**GOAL:** Pictures stay out of the copy; set down each line of the listing below exactly.

**DATA SUPPLIED:**
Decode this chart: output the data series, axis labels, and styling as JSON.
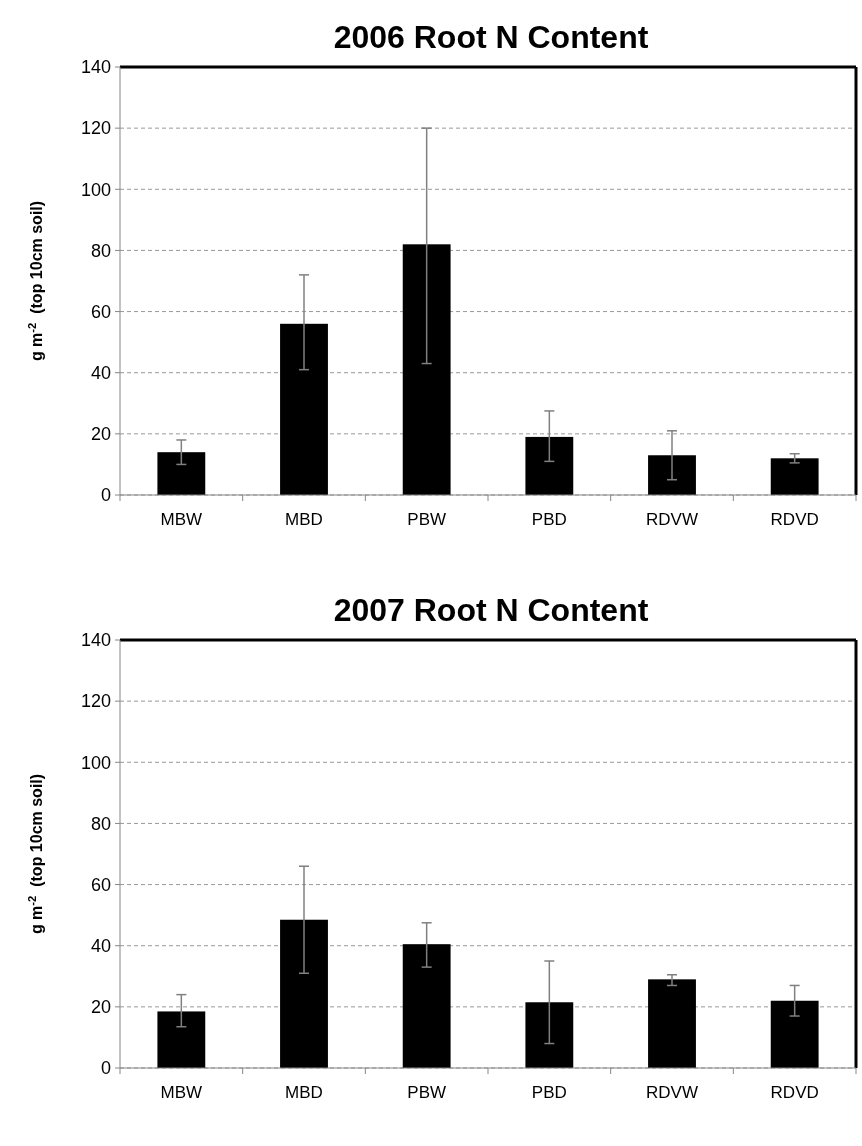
{
  "chart_data": [
    {
      "type": "bar",
      "title": "2006 Root N Content",
      "ylabel": "g m$^{-2}$  (top 10cm soil)",
      "categories": [
        "MBW",
        "MBD",
        "PBW",
        "PBD",
        "RDVW",
        "RDVD"
      ],
      "values": [
        14,
        56,
        82,
        19,
        13,
        12
      ],
      "errors": [
        [
          10,
          18
        ],
        [
          41,
          72
        ],
        [
          43,
          120
        ],
        [
          11,
          27.5
        ],
        [
          5,
          21
        ],
        [
          10.5,
          13.5
        ]
      ],
      "color": "#000000",
      "ylim": [
        0,
        140
      ],
      "yticks": [
        0,
        20,
        40,
        60,
        80,
        100,
        120,
        140
      ],
      "grid": "y"
    },
    {
      "type": "bar",
      "title": "2007 Root N Content",
      "ylabel": "g m$^{-2}$  (top 10cm soil)",
      "categories": [
        "MBW",
        "MBD",
        "PBW",
        "PBD",
        "RDVW",
        "RDVD"
      ],
      "values": [
        18.5,
        48.5,
        40.5,
        21.5,
        29,
        22
      ],
      "errors": [
        [
          13.5,
          24
        ],
        [
          31,
          66
        ],
        [
          33,
          47.5
        ],
        [
          8,
          35
        ],
        [
          27,
          30.5
        ],
        [
          17,
          27
        ]
      ],
      "color": "#000000",
      "ylim": [
        0,
        140
      ],
      "yticks": [
        0,
        20,
        40,
        60,
        80,
        100,
        120,
        140
      ],
      "grid": "y"
    }
  ]
}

**FINAL ANSWER:**
Decode this chart: output the data series, axis labels, and styling as JSON.
{
  "chart_data": [
    {
      "type": "bar",
      "title": "2006 Root N Content",
      "ylabel": "g m$^{-2}$  (top 10cm soil)",
      "categories": [
        "MBW",
        "MBD",
        "PBW",
        "PBD",
        "RDVW",
        "RDVD"
      ],
      "values": [
        14,
        56,
        82,
        19,
        13,
        12
      ],
      "errors": [
        [
          10,
          18
        ],
        [
          41,
          72
        ],
        [
          43,
          120
        ],
        [
          11,
          27.5
        ],
        [
          5,
          21
        ],
        [
          10.5,
          13.5
        ]
      ],
      "color": "#000000",
      "ylim": [
        0,
        140
      ],
      "yticks": [
        0,
        20,
        40,
        60,
        80,
        100,
        120,
        140
      ],
      "grid": "y"
    },
    {
      "type": "bar",
      "title": "2007 Root N Content",
      "ylabel": "g m$^{-2}$  (top 10cm soil)",
      "categories": [
        "MBW",
        "MBD",
        "PBW",
        "PBD",
        "RDVW",
        "RDVD"
      ],
      "values": [
        18.5,
        48.5,
        40.5,
        21.5,
        29,
        22
      ],
      "errors": [
        [
          13.5,
          24
        ],
        [
          31,
          66
        ],
        [
          33,
          47.5
        ],
        [
          8,
          35
        ],
        [
          27,
          30.5
        ],
        [
          17,
          27
        ]
      ],
      "color": "#000000",
      "ylim": [
        0,
        140
      ],
      "yticks": [
        0,
        20,
        40,
        60,
        80,
        100,
        120,
        140
      ],
      "grid": "y"
    }
  ]
}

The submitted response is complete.